▶ _To do_
Tally every line of the material that includes "value", then give the tally and nothing else.

Stored entries:
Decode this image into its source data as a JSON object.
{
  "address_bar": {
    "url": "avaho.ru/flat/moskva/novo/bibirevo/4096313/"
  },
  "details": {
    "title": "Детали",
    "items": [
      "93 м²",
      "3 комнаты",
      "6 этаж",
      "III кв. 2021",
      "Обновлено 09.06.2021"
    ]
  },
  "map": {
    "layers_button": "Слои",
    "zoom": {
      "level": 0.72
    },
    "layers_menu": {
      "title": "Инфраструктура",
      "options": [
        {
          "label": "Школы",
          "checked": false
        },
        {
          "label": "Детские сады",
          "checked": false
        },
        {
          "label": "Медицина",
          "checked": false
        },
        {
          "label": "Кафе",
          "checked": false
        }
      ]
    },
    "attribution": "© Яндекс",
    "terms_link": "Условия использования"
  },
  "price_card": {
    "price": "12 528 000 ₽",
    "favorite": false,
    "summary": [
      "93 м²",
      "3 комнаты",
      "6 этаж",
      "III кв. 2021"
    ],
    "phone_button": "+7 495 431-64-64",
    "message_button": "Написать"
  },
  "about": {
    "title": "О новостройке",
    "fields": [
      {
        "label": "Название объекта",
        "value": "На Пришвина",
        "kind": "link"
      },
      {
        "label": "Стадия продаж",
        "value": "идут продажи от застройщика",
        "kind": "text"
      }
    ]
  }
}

▶ _Response below_
2